• Sonuç bulunamadı

2.8. Peygamberler

2.8.12. Hz.Muhammed (a.s.m)

Mustafâ Rûmî Efendi Divânı’nda en fazla anılan peygamber Hz.Muhammed’dir. Divânda son peygamber Hz.Muhammed ile ilgili on adet müstakil manzûme bulunmaktadır. Kaside tarzında yazılmış “Muhammed” redifli bir Na’t, (MRED, K.Ek-7) “Yâ Resûlallah” redifli beş gazel, (MRED, G.194; G.197; G.198; G.200; G.Ek-11) ve yine doğrudan O’ndan bahseden dört gazel (MRED, G.20; G.21; G.45; G.119) yer almakla birlikte bunların dışında birçok beyitte de çeşitli özellikleriyle ele alınıp işlenir.

Hz.Muhammed beyitlerde şu isim, sıfat ve teşbihlerle anılır: “Muhammed Mustafâ, Resûlallah, Habibullah, Resûl-i Kibriyâ, Müctebâ, Şefî’, Ma’den-i fazl u cûd, Bahr-i zâtın gevheri, Enbiyâlar severi, Şefâ’at-kân, Fahr-i ‘Âlem, Kerâmet-kân, Sâhib-i nizâm, Emr-i Hüdâ, Mahbûb-ı dergâh-ı Hudâ, Vücûd-ı fazl-ı rahmet-i Kibriyâ, Reh-nümâ, Yâr, Şâh-ı cihân, Menbâ-ı nûr-ı hidâyet, Şefâ’at-kânı Ahmed, Sâhibe’l mu’cizât, Pâkize-zât, Cân mülkünün hânı, Şâh-ı Levlâk, Nokta-i pergâr-ı ‘âlem, Enîs-i hân-ı mihmân, Livâ-yı hamd-i hakanı, Dürr-i ummânî, Halâvet şekeristânı, ‘Âlem rahmeti, Mahbûb-ı ruhânî, Seherhân, Hakîkat gülşeni, Mahbûb, Rahmet-i Rahmân, Hûb-ı Cemâl, Şefî’, Âl-i Şân, Penâh, Şâh, Padişâh.

Sen ol mahbûb-ı dergâh-ı Hudâsın yâ Resûlallah

Vücûd-ı fazl-ı rahmet-i Kibriyâsın yâ Resûlallah (G.198.1)

Divândaki “Hazâ Meslek-i ‘Uşşâk” adlı şiirine O’na salavat getirerek başlar. O’nun peygamberlerin sonuncusu olduğunu, O’na uyanların hidâyete ereceğini, sözlerinin Allah’tan vahiy olarak geldiğini ve sünnetin kaynağını teşkil ettiğini belirtir:

Salat olsun Resûlüne ki ol hatm-i risâletdir (K.Ek-20.1)

◆ ◆ ◆ ◆ ◆ ◆ ◆

> Görev listesi:
(A) Şu ifadeler metinle uyuşuyor mu: (i) Divânda Hz.Muhammed ile ilgili on müstakil manzûme vardır; (ii) Divânda "Yâ Resûlallah" redifli üç gazel yer alır; (iii) "Hazâ Meslek-i ‘Uşşâk" adlı şiir salavatla başlar? Her biri için evet ya da hayır deyin ve buna karar veren sözleri metinden tırnak içinde değiştirmeden aktarın.
(B) Metinde "2.8.12. Hz.Muhammed (a.s.m)" sözlerinden "ele alınıp işlenir." sözlerine kadar olan bütün kısmı hiçbir şeyini değiştirmeden alıntılayın.

> Verilen bilgiler:
◆ ◆ ◆ ◆ ◆ ◆ ◆

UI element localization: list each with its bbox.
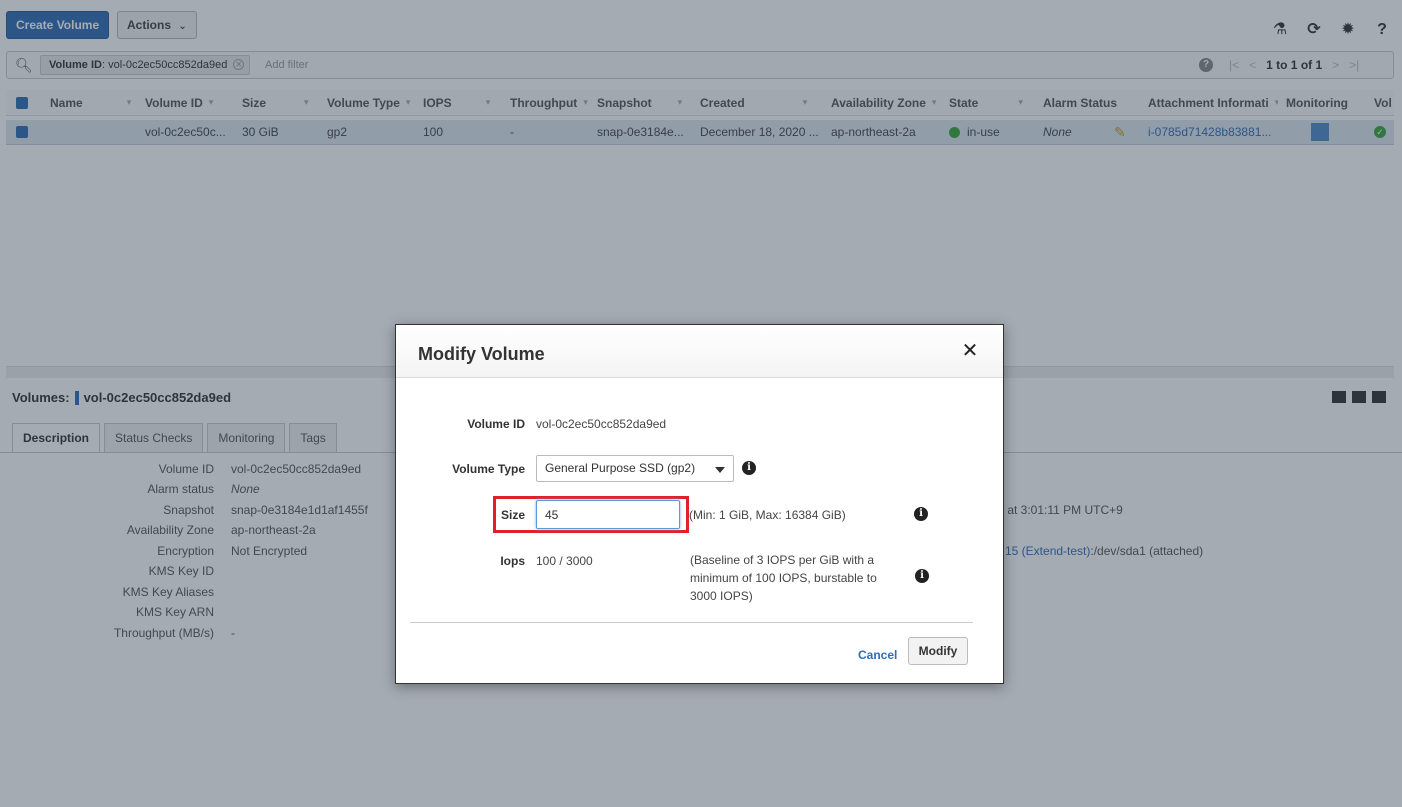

◆ ◆ ◆ ◆ ◆ ◆ ◆

> Görev sonuçları:
(A)
(i) Evet: "Divânda son peygamber Hz.Muhammed ile ilgili on adet müstakil manzûme bulunmaktadır."
(ii) Hayır: "“Yâ Resûlallah” redifli beş gazel"
(iii) Evet: "Divândaki “Hazâ Meslek-i ‘Uşşâk” adlı şiirine O’na salavat getirerek başlar."

(B)
2.8.12. Hz.Muhammed (a.s.m)

Mustafâ Rûmî Efendi Divânı’nda en fazla anılan peygamber Hz.Muhammed’dir. Divânda son peygamber Hz.Muhammed ile ilgili on adet müstakil manzûme bulunmaktadır. Kaside tarzında yazılmış “Muhammed” redifli bir Na’t, (MRED, K.Ek-7) “Yâ Resûlallah” redifli beş gazel, (MRED, G.194; G.197; G.198; G.200; G.Ek-11) ve yine doğrudan O’ndan bahseden dört gazel (MRED, G.20; G.21; G.45; G.119) yer almakla birlikte bunların dışında birçok beyitte de çeşitli özellikleriyle ele alınıp işlenir.